_WORK REQUIRED_. Tally the lines that hold the string "five", and reply with the count alone.

--- begin MATERIAL FOR THE TASK ---

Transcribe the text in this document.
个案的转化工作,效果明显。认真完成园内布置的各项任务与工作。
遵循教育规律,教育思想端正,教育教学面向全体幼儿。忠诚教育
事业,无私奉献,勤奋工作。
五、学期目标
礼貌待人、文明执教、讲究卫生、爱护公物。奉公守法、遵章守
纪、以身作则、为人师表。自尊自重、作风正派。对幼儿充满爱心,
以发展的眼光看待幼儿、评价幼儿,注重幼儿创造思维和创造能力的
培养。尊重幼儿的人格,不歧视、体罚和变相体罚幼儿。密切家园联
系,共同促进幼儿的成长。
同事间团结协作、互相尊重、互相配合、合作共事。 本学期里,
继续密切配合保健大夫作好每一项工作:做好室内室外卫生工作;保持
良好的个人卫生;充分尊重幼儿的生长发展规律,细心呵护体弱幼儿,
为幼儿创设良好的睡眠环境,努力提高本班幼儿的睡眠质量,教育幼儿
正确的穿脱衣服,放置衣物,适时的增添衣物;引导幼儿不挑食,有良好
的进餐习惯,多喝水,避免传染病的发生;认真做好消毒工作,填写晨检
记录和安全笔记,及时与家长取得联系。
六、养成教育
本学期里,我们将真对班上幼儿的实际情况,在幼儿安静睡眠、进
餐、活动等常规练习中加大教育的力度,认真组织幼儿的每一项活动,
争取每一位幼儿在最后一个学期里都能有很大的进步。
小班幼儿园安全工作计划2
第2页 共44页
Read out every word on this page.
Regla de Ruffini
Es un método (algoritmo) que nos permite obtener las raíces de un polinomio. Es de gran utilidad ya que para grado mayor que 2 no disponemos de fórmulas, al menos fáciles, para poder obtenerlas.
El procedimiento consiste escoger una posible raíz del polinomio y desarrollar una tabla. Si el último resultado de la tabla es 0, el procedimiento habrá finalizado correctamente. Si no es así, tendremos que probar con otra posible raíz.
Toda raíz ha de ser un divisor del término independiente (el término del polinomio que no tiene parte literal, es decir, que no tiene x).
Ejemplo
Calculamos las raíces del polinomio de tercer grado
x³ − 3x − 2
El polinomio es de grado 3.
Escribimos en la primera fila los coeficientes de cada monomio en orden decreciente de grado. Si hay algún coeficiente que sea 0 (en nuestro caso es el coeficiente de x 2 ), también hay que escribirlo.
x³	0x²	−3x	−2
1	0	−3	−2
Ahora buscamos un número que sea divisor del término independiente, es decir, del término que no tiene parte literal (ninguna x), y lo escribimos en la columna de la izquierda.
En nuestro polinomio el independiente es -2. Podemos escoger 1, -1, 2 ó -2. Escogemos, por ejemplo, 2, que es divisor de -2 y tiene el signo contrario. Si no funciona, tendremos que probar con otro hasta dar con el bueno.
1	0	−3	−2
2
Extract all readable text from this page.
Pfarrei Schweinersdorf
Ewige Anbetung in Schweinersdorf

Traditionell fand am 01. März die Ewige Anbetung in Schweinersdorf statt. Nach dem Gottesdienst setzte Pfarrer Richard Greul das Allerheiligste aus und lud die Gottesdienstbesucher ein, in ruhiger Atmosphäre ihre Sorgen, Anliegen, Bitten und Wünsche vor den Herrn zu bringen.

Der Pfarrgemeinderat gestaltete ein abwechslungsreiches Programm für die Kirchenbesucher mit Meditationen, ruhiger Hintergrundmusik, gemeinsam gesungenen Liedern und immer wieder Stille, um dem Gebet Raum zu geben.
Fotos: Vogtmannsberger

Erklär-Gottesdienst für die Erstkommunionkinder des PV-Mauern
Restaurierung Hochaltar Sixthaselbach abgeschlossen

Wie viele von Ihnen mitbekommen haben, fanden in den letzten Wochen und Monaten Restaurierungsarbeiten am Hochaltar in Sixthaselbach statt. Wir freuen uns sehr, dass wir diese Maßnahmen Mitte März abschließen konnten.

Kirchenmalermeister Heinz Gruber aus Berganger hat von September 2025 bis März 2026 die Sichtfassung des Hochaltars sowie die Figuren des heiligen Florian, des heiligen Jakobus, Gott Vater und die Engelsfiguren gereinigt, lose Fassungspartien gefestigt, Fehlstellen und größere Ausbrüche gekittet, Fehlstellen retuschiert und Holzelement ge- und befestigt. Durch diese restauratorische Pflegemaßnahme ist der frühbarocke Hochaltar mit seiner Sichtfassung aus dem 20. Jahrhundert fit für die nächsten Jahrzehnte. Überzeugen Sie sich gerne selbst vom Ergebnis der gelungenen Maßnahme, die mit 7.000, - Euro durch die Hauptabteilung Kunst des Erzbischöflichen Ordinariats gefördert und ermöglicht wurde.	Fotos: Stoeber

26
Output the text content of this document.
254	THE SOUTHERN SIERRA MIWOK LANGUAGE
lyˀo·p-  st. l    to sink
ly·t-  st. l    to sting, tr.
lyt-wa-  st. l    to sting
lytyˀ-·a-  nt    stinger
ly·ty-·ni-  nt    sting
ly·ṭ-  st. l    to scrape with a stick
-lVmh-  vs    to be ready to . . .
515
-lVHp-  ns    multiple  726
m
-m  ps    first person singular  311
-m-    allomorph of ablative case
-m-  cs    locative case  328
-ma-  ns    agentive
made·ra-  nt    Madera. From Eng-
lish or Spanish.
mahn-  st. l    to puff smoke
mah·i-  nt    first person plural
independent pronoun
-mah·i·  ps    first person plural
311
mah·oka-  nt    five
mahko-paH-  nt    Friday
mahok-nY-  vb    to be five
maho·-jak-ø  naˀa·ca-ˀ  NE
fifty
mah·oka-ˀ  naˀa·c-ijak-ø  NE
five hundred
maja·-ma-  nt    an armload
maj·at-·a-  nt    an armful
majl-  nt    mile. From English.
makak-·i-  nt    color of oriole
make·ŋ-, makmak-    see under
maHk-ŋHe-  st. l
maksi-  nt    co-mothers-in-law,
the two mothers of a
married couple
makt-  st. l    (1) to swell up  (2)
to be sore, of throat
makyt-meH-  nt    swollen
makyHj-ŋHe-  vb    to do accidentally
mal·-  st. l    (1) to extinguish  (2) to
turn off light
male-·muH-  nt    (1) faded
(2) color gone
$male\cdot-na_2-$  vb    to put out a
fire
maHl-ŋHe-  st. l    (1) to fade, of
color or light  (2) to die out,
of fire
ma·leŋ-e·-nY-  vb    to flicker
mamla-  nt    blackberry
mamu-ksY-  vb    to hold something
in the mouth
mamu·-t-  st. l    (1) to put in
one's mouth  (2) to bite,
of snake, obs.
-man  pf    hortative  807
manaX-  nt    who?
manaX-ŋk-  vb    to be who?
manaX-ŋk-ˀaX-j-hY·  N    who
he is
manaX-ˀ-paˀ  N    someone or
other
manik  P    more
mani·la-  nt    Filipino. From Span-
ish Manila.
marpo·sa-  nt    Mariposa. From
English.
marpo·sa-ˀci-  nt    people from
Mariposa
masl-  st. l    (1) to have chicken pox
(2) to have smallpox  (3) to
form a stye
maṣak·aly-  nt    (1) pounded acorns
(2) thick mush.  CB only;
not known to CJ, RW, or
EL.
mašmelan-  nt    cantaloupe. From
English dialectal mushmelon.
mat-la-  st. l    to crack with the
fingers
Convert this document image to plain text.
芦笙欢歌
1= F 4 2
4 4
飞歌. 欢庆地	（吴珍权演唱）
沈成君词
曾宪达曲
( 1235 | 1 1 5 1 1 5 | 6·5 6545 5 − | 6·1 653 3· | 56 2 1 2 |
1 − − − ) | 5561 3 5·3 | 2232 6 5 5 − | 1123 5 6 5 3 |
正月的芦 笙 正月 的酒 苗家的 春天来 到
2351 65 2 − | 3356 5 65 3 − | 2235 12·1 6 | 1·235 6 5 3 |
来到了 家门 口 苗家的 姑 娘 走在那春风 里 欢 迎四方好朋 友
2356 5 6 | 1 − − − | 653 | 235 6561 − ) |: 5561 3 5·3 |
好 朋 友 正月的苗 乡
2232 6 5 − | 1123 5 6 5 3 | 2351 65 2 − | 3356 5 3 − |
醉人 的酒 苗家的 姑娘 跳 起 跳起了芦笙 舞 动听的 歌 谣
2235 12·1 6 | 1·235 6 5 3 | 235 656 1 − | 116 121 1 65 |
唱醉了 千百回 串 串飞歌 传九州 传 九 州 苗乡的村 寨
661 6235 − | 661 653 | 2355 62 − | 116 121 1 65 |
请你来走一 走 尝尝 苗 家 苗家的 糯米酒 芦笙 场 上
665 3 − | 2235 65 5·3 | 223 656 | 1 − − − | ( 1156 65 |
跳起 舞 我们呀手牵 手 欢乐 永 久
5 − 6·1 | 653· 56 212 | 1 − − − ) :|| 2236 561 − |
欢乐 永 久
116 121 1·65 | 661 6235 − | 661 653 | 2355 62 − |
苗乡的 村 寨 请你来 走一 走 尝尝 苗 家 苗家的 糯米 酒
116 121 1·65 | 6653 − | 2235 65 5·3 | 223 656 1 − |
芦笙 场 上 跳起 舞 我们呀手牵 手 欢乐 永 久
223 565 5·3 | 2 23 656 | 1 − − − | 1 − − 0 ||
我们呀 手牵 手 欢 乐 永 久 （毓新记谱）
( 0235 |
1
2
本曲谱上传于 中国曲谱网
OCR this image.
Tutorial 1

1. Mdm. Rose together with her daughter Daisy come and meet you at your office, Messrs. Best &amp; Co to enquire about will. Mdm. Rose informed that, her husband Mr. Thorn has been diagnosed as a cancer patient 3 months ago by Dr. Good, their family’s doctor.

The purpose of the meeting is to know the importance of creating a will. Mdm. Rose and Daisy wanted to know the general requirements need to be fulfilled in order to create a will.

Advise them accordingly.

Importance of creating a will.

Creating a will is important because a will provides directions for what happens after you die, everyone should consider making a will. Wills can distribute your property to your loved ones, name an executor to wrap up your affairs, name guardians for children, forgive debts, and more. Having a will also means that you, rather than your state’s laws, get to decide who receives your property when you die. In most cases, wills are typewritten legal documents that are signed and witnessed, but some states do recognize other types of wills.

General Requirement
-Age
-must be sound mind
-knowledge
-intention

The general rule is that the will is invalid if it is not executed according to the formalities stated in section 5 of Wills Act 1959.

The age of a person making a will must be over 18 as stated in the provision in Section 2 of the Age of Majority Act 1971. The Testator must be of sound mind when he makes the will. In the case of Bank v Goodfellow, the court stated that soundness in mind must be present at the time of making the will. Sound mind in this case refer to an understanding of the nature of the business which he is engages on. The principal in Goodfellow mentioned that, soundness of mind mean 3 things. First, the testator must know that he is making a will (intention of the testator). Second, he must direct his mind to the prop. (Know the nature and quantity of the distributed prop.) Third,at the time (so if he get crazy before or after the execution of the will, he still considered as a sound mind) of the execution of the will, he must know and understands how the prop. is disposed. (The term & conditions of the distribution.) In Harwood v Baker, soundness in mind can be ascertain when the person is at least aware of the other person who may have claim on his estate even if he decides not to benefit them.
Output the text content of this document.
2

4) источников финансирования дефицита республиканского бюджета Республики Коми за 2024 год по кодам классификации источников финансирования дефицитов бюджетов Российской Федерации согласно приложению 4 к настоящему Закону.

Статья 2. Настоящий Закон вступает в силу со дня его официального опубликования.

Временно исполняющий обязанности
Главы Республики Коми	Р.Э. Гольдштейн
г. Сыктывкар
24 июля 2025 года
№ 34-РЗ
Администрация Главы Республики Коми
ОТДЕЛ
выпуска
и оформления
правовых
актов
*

--- end MATERIAL FOR THE TASK ---

_SOLUTION FOR THIS EXERCISE_. 3